# EXERCISE
Write out the material again exactly, please, and omit the pictures.

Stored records
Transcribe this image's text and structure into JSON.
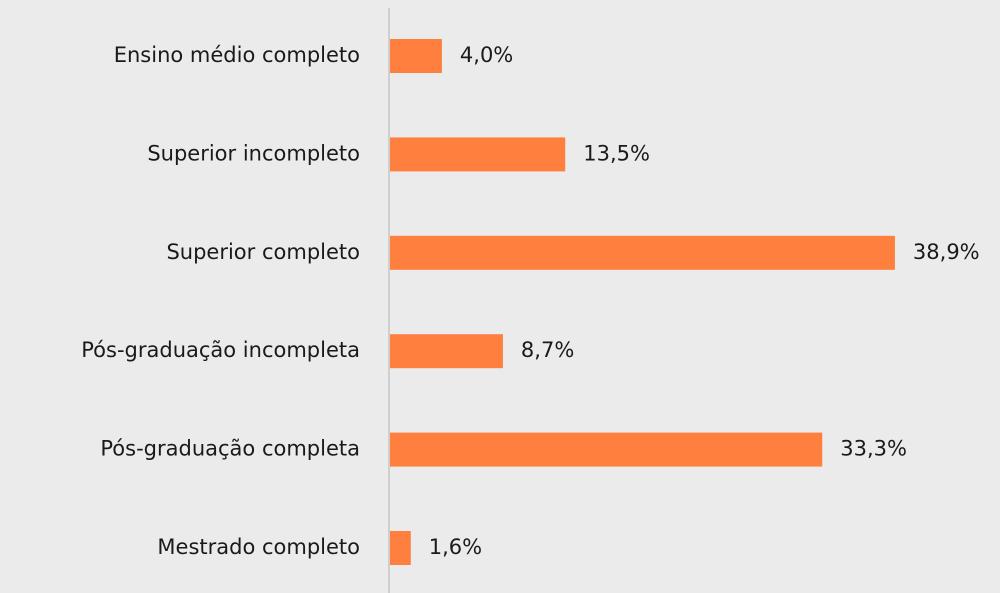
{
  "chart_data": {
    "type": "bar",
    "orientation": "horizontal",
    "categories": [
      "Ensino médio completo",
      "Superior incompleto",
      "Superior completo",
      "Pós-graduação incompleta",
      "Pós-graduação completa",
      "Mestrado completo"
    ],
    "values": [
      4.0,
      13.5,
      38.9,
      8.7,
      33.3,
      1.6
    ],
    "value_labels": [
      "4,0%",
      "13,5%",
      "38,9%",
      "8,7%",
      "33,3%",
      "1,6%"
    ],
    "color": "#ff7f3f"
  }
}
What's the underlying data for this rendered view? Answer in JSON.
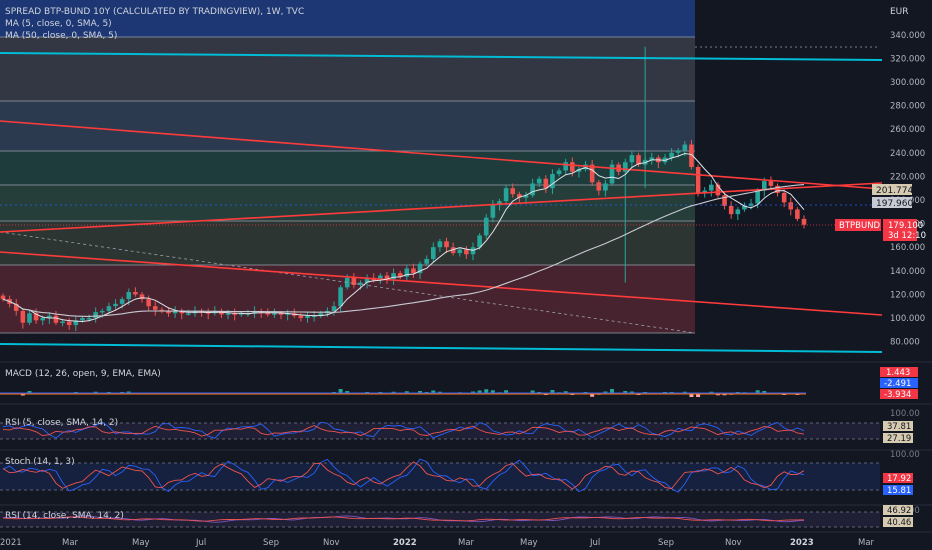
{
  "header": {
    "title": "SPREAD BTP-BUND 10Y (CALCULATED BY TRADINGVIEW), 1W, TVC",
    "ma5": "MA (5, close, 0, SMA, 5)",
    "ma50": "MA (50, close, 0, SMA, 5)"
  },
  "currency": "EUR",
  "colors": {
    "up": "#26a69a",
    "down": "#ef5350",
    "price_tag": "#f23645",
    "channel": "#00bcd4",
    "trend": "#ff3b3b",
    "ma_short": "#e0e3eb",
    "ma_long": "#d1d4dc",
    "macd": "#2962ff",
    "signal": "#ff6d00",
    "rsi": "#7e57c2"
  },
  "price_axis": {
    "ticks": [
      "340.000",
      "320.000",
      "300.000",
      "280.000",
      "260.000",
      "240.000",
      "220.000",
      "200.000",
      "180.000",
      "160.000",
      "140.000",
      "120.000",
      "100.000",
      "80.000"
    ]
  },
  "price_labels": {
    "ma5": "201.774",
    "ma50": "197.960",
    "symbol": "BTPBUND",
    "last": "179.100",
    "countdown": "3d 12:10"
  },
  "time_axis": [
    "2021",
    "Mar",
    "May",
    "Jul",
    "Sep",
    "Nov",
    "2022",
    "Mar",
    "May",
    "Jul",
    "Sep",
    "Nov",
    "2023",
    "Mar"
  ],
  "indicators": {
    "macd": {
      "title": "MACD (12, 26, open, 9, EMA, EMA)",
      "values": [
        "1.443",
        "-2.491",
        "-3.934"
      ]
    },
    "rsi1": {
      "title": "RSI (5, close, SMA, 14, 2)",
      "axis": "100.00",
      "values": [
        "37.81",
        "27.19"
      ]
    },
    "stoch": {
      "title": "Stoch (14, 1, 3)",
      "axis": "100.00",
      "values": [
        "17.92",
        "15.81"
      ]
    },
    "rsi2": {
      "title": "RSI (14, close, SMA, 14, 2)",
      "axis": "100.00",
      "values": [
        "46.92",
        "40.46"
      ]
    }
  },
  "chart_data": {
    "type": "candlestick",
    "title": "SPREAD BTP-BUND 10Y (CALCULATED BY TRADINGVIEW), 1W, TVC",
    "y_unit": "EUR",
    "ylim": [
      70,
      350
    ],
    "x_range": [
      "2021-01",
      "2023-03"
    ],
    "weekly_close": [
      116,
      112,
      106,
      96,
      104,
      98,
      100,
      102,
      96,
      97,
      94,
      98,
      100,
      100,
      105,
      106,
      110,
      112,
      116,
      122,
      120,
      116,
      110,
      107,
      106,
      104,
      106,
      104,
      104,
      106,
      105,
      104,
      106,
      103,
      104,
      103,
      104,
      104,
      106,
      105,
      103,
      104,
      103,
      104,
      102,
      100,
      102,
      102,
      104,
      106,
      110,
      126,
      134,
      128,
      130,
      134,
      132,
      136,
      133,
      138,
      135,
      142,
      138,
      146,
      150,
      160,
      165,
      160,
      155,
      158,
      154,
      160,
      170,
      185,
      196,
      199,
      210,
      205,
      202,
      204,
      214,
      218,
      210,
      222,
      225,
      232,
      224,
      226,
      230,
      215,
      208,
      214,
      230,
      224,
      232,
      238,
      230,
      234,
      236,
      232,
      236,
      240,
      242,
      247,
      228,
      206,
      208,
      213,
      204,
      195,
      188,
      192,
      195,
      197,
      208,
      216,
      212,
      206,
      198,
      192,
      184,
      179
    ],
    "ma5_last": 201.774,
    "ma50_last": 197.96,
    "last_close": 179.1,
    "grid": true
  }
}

# SOLUTION TO THIS PROBLEM
Transcribe this image's text and structure into JSON.
{
  "chart_data": {
    "type": "bar",
    "orientation": "horizontal",
    "categories": [
      "Ensino médio completo",
      "Superior incompleto",
      "Superior completo",
      "Pós-graduação incompleta",
      "Pós-graduação completa",
      "Mestrado completo"
    ],
    "values": [
      4.0,
      13.5,
      38.9,
      8.7,
      33.3,
      1.6
    ],
    "value_labels": [
      "4,0%",
      "13,5%",
      "38,9%",
      "8,7%",
      "33,3%",
      "1,6%"
    ],
    "color": "#ff7f3f"
  }
}
What's the underlying data for this rendered view? Answer in JSON.
{
  "header": {
    "title": "SPREAD BTP-BUND 10Y (CALCULATED BY TRADINGVIEW), 1W, TVC",
    "ma5": "MA (5, close, 0, SMA, 5)",
    "ma50": "MA (50, close, 0, SMA, 5)"
  },
  "currency": "EUR",
  "colors": {
    "up": "#26a69a",
    "down": "#ef5350",
    "price_tag": "#f23645",
    "channel": "#00bcd4",
    "trend": "#ff3b3b",
    "ma_short": "#e0e3eb",
    "ma_long": "#d1d4dc",
    "macd": "#2962ff",
    "signal": "#ff6d00",
    "rsi": "#7e57c2"
  },
  "price_axis": {
    "ticks": [
      "340.000",
      "320.000",
      "300.000",
      "280.000",
      "260.000",
      "240.000",
      "220.000",
      "200.000",
      "180.000",
      "160.000",
      "140.000",
      "120.000",
      "100.000",
      "80.000"
    ]
  },
  "price_labels": {
    "ma5": "201.774",
    "ma50": "197.960",
    "symbol": "BTPBUND",
    "last": "179.100",
    "countdown": "3d 12:10"
  },
  "time_axis": [
    "2021",
    "Mar",
    "May",
    "Jul",
    "Sep",
    "Nov",
    "2022",
    "Mar",
    "May",
    "Jul",
    "Sep",
    "Nov",
    "2023",
    "Mar"
  ],
  "indicators": {
    "macd": {
      "title": "MACD (12, 26, open, 9, EMA, EMA)",
      "values": [
        "1.443",
        "-2.491",
        "-3.934"
      ]
    },
    "rsi1": {
      "title": "RSI (5, close, SMA, 14, 2)",
      "axis": "100.00",
      "values": [
        "37.81",
        "27.19"
      ]
    },
    "stoch": {
      "title": "Stoch (14, 1, 3)",
      "axis": "100.00",
      "values": [
        "17.92",
        "15.81"
      ]
    },
    "rsi2": {
      "title": "RSI (14, close, SMA, 14, 2)",
      "axis": "100.00",
      "values": [
        "46.92",
        "40.46"
      ]
    }
  },
  "chart_data": {
    "type": "candlestick",
    "title": "SPREAD BTP-BUND 10Y (CALCULATED BY TRADINGVIEW), 1W, TVC",
    "y_unit": "EUR",
    "ylim": [
      70,
      350
    ],
    "x_range": [
      "2021-01",
      "2023-03"
    ],
    "weekly_close": [
      116,
      112,
      106,
      96,
      104,
      98,
      100,
      102,
      96,
      97,
      94,
      98,
      100,
      100,
      105,
      106,
      110,
      112,
      116,
      122,
      120,
      116,
      110,
      107,
      106,
      104,
      106,
      104,
      104,
      106,
      105,
      104,
      106,
      103,
      104,
      103,
      104,
      104,
      106,
      105,
      103,
      104,
      103,
      104,
      102,
      100,
      102,
      102,
      104,
      106,
      110,
      126,
      134,
      128,
      130,
      134,
      132,
      136,
      133,
      138,
      135,
      142,
      138,
      146,
      150,
      160,
      165,
      160,
      155,
      158,
      154,
      160,
      170,
      185,
      196,
      199,
      210,
      205,
      202,
      204,
      214,
      218,
      210,
      222,
      225,
      232,
      224,
      226,
      230,
      215,
      208,
      214,
      230,
      224,
      232,
      238,
      230,
      234,
      236,
      232,
      236,
      240,
      242,
      247,
      228,
      206,
      208,
      213,
      204,
      195,
      188,
      192,
      195,
      197,
      208,
      216,
      212,
      206,
      198,
      192,
      184,
      179
    ],
    "ma5_last": 201.774,
    "ma50_last": 197.96,
    "last_close": 179.1,
    "grid": true
  }
}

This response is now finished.